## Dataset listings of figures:
>>>

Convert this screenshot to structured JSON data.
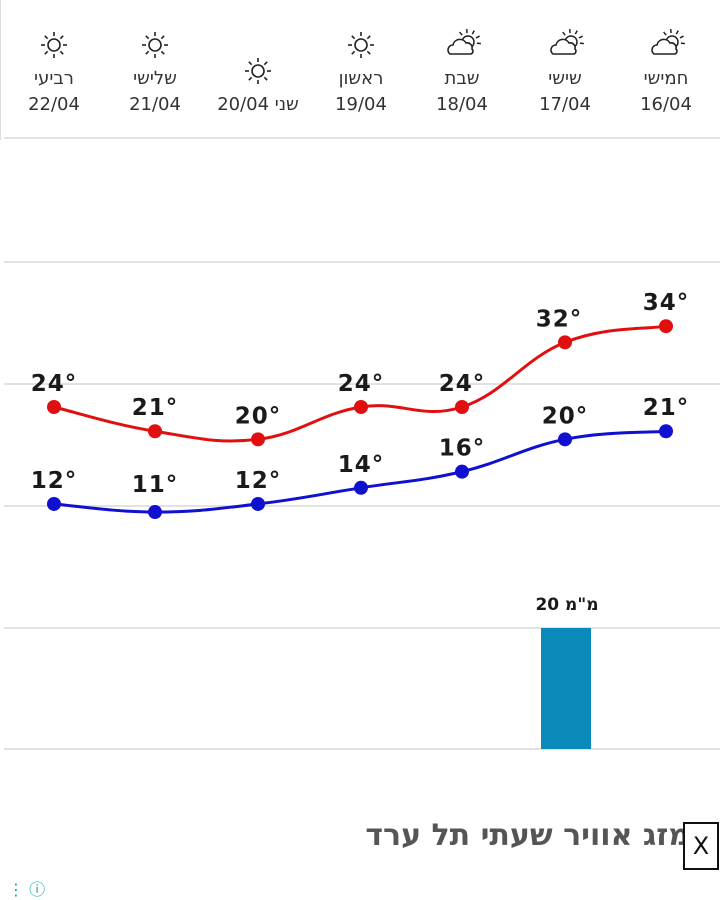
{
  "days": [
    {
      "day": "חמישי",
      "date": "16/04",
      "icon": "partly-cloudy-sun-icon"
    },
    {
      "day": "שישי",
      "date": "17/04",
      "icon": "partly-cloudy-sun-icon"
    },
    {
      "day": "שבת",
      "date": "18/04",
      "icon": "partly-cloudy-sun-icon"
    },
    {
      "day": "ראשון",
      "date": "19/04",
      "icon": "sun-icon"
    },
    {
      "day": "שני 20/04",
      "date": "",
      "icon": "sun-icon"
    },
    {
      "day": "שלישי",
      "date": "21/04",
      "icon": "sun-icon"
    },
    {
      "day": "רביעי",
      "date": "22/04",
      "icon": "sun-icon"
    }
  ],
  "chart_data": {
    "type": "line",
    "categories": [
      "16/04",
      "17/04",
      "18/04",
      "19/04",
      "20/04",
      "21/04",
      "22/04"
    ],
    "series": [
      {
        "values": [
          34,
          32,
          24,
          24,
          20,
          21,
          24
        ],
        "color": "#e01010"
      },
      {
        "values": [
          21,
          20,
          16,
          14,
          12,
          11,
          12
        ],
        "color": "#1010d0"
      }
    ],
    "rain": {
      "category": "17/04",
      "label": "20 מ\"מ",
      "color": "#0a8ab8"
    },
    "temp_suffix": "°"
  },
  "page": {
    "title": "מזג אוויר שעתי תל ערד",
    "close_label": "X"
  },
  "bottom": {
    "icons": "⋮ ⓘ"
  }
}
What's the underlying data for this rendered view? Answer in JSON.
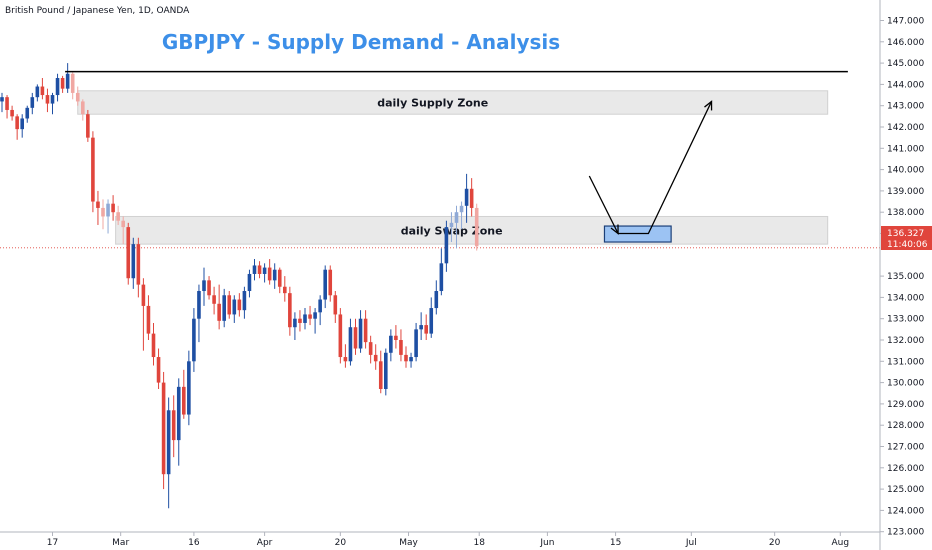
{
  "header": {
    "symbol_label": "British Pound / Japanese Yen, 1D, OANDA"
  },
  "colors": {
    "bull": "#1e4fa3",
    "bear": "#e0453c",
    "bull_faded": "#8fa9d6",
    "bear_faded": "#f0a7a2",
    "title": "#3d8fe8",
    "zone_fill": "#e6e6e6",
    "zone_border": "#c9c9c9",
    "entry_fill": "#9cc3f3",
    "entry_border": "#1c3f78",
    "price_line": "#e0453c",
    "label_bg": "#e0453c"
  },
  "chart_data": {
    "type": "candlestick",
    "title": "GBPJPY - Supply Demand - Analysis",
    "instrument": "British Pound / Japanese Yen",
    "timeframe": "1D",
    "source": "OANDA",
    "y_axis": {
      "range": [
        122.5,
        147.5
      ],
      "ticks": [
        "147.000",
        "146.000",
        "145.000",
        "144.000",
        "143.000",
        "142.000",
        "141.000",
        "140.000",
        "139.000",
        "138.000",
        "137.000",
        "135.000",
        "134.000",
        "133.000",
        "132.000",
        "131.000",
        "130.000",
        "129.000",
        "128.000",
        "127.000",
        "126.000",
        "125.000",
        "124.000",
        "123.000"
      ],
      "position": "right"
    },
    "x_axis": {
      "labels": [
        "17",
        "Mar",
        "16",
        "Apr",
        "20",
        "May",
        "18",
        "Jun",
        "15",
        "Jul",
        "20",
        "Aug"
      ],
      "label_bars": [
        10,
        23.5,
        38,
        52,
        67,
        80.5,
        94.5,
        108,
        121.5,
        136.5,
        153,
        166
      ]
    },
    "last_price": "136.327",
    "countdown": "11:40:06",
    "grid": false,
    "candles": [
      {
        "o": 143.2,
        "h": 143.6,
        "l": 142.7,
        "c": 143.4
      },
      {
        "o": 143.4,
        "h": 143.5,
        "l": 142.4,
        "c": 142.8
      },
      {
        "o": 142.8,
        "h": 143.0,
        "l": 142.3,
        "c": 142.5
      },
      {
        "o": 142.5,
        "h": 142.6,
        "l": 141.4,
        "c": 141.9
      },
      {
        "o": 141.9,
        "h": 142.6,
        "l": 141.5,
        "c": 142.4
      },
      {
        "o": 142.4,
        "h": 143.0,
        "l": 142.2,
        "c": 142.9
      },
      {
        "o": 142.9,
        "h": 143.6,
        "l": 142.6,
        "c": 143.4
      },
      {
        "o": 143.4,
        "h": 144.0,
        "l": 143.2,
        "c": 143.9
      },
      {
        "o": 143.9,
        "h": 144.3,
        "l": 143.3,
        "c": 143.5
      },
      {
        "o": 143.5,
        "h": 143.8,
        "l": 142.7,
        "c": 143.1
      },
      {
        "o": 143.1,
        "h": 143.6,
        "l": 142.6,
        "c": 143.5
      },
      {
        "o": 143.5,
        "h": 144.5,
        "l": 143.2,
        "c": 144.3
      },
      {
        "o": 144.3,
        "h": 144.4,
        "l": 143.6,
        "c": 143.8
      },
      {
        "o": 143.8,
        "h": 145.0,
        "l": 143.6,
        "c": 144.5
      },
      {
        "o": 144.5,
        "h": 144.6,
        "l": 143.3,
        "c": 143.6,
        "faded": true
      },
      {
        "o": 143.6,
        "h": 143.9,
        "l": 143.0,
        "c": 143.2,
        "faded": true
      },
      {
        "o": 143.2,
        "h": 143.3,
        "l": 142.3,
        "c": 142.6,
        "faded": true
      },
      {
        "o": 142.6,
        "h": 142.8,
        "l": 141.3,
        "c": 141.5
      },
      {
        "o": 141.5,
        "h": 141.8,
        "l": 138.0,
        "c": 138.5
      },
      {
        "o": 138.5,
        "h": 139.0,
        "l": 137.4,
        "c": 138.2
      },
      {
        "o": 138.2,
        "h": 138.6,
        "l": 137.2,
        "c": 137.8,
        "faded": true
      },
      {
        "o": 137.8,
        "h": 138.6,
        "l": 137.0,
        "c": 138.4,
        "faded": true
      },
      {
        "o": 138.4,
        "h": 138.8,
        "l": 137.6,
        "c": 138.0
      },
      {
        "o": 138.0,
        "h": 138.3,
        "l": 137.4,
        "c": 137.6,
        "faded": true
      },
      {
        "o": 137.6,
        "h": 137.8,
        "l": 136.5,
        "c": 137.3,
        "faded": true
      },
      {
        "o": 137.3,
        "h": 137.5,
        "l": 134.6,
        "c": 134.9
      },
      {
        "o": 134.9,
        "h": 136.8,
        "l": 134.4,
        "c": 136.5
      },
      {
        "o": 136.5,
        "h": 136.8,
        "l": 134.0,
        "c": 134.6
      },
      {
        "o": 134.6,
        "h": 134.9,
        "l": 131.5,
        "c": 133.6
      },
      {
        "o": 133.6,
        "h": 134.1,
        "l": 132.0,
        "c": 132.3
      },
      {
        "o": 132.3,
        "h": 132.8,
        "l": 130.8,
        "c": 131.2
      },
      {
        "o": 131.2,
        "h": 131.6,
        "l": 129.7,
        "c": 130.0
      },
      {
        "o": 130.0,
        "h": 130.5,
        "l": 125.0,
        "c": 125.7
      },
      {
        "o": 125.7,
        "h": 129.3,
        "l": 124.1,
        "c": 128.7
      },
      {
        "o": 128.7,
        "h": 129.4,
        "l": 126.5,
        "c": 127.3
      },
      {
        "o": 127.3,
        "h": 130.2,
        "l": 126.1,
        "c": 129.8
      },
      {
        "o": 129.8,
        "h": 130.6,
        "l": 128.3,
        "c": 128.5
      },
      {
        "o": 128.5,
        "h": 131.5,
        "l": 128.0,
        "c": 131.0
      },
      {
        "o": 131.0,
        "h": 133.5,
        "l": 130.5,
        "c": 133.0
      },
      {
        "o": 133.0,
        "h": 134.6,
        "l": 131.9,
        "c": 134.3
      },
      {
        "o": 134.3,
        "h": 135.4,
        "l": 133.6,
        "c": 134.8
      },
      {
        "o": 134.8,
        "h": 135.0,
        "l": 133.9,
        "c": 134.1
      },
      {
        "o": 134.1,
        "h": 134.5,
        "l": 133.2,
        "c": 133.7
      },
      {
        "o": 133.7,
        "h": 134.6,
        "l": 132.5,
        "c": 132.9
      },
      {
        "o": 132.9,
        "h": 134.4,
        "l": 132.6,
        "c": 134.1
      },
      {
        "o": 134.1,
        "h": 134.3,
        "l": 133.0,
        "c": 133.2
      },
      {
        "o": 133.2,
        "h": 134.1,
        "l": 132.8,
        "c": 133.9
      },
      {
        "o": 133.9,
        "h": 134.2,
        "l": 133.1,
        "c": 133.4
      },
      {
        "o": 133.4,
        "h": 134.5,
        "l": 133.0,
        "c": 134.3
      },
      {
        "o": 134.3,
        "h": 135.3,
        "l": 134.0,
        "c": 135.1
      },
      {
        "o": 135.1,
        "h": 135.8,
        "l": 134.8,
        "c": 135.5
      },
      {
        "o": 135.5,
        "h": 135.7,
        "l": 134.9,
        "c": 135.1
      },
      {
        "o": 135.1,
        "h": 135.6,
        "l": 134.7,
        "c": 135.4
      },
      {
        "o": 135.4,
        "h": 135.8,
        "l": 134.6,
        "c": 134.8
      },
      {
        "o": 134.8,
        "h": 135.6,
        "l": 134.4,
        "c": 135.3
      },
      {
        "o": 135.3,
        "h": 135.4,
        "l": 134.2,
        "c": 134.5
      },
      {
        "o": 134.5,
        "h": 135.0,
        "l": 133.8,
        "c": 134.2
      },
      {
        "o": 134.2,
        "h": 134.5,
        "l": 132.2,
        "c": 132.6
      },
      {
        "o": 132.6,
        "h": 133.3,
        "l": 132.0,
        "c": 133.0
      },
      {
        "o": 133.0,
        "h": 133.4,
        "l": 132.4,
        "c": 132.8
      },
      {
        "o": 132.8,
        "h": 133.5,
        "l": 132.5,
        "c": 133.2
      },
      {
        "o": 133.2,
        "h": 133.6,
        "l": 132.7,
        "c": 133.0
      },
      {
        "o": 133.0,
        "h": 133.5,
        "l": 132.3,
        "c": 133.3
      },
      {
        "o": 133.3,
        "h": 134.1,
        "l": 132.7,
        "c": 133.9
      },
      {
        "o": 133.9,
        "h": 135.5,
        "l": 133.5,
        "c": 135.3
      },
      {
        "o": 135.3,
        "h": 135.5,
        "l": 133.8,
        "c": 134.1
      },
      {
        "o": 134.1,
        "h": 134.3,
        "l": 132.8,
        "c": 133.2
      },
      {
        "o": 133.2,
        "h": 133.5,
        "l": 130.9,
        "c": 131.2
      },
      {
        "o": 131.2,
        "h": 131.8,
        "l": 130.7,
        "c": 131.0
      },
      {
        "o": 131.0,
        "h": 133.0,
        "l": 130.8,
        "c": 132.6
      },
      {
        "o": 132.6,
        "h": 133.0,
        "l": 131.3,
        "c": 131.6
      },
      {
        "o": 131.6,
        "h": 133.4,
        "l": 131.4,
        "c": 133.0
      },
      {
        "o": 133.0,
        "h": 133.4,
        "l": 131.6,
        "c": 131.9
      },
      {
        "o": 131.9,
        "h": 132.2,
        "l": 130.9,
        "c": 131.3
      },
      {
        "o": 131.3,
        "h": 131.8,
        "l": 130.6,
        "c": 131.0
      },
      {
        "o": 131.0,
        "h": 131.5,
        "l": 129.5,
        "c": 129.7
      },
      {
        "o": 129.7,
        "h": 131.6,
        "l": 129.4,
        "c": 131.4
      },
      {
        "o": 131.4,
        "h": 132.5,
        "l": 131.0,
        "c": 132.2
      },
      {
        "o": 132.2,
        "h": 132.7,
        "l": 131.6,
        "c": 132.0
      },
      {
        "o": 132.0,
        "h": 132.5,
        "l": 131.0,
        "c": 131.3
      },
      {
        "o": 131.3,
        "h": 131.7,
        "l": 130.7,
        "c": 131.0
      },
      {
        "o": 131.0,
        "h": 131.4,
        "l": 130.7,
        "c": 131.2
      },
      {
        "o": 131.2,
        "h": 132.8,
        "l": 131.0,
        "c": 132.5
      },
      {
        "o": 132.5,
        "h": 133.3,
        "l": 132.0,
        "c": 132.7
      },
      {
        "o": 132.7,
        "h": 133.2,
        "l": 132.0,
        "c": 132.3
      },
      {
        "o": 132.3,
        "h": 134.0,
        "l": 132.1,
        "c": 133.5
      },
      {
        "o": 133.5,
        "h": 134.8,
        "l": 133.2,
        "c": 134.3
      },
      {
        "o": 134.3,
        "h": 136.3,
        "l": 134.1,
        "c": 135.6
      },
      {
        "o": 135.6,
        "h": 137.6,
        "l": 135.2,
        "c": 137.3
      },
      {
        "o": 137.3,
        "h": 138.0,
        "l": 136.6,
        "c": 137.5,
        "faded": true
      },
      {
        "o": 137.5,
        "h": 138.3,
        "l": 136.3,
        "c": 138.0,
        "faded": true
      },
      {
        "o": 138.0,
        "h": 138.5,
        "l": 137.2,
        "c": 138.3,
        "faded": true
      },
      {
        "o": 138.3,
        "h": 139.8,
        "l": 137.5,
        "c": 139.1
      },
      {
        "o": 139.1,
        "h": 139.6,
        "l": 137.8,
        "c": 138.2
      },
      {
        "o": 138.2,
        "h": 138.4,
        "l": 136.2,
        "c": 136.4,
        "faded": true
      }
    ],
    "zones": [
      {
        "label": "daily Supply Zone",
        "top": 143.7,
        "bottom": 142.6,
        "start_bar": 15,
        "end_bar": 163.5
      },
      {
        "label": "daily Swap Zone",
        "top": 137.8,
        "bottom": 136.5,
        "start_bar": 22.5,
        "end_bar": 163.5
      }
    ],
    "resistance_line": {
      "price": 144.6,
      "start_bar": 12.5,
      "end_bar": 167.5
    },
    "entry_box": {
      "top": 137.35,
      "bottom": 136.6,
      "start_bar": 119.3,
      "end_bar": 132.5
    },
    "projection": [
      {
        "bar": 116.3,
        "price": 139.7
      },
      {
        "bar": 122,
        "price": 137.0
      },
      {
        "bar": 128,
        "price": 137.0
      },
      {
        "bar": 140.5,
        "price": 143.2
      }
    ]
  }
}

<<<

## What you are asked to do:
In the entries above, find each line with the string "British" and copy it.

## Output for this task:
    "symbol_label": "British Pound / Japanese Yen, 1D, OANDA"
    "instrument": "British Pound / Japanese Yen",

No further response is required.